### TASK STATEMENT
Reproduce the listing below without changes, except that pictures are left out.

### MATERIAL PROVIDED
┄┄┄┄┄┄┄┄┄┄┄┄┄┄┄┄┄┄┄┄

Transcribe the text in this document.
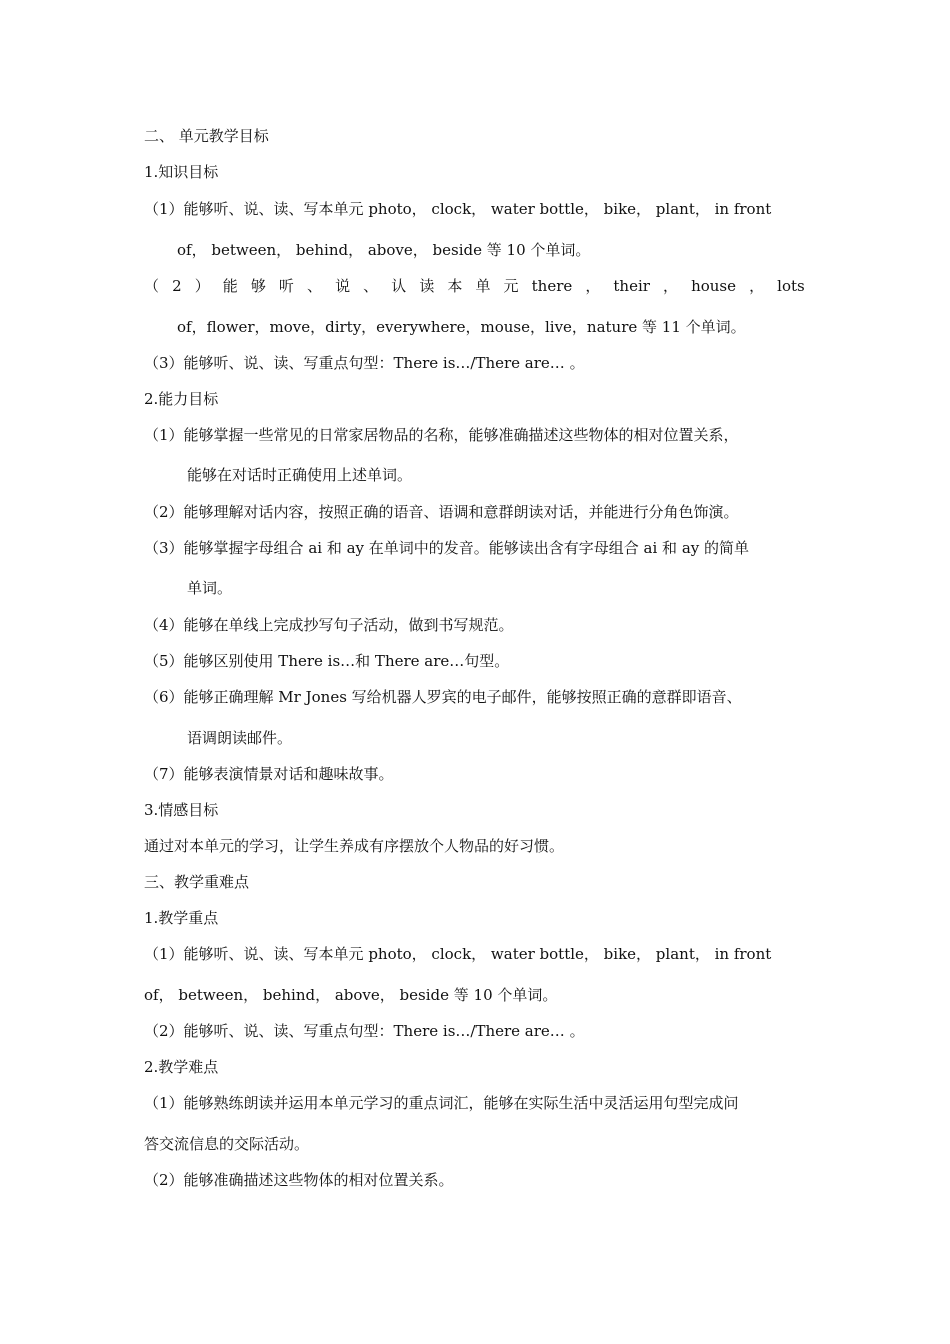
二、 单元教学目标
1.知识目标
（1）能够听、说、读、写本单元 photo， clock， water bottle， bike， plant， in front
of， between， behind， above， beside 等 10 个单词。
（ 2 ） 能 够 听 、 说 、 认 读 本 单 元 there ， their ， house ， lots
of，flower，move，dirty，everywhere，mouse，live，nature 等 11 个单词。
（3）能够听、说、读、写重点句型：There is…/There are… 。
2.能力目标
（1）能够掌握一些常见的日常家居物品的名称，能够准确描述这些物体的相对位置关系，
能够在对话时正确使用上述单词。
（2）能够理解对话内容，按照正确的语音、语调和意群朗读对话，并能进行分角色饰演。
（3）能够掌握字母组合 ai 和 ay 在单词中的发音。能够读出含有字母组合 ai 和 ay 的简单
单词。
（4）能够在单线上完成抄写句子活动，做到书写规范。
（5）能够区别使用 There is…和 There are…句型。
（6）能够正确理解 Mr Jones 写给机器人罗宾的电子邮件，能够按照正确的意群即语音、
语调朗读邮件。
（7）能够表演情景对话和趣味故事。
3.情感目标
通过对本单元的学习，让学生养成有序摆放个人物品的好习惯。
三、教学重难点
1.教学重点
（1）能够听、说、读、写本单元 photo， clock， water bottle， bike， plant， in front
of， between， behind， above， beside 等 10 个单词。
（2）能够听、说、读、写重点句型：There is…/There are… 。
2.教学难点
（1）能够熟练朗读并运用本单元学习的重点词汇，能够在实际生活中灵活运用句型完成问
答交流信息的交际活动。
（2）能够准确描述这些物体的相对位置关系。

┄┄┄┄┄┄┄┄┄┄┄┄┄┄┄┄┄┄┄┄

### FINISHED ANSWER
Transcribe the text in this document.
二、 单元教学目标
1.知识目标
（1）能够听、说、读、写本单元 photo， clock， water bottle， bike， plant， in front
of， between， behind， above， beside 等 10 个单词。
（ 2 ） 能 够 听 、 说 、 认 读 本 单 元 there ， their ， house ， lots
of，flower，move，dirty，everywhere，mouse，live，nature 等 11 个单词。
（3）能够听、说、读、写重点句型：There is…/There are… 。
2.能力目标
（1）能够掌握一些常见的日常家居物品的名称，能够准确描述这些物体的相对位置关系，
能够在对话时正确使用上述单词。
（2）能够理解对话内容，按照正确的语音、语调和意群朗读对话，并能进行分角色饰演。
（3）能够掌握字母组合 ai 和 ay 在单词中的发音。能够读出含有字母组合 ai 和 ay 的简单
单词。
（4）能够在单线上完成抄写句子活动，做到书写规范。
（5）能够区别使用 There is…和 There are…句型。
（6）能够正确理解 Mr Jones 写给机器人罗宾的电子邮件，能够按照正确的意群即语音、
语调朗读邮件。
（7）能够表演情景对话和趣味故事。
3.情感目标
通过对本单元的学习，让学生养成有序摆放个人物品的好习惯。
三、教学重难点
1.教学重点
（1）能够听、说、读、写本单元 photo， clock， water bottle， bike， plant， in front
of， between， behind， above， beside 等 10 个单词。
（2）能够听、说、读、写重点句型：There is…/There are… 。
2.教学难点
（1）能够熟练朗读并运用本单元学习的重点词汇，能够在实际生活中灵活运用句型完成问
答交流信息的交际活动。
（2）能够准确描述这些物体的相对位置关系。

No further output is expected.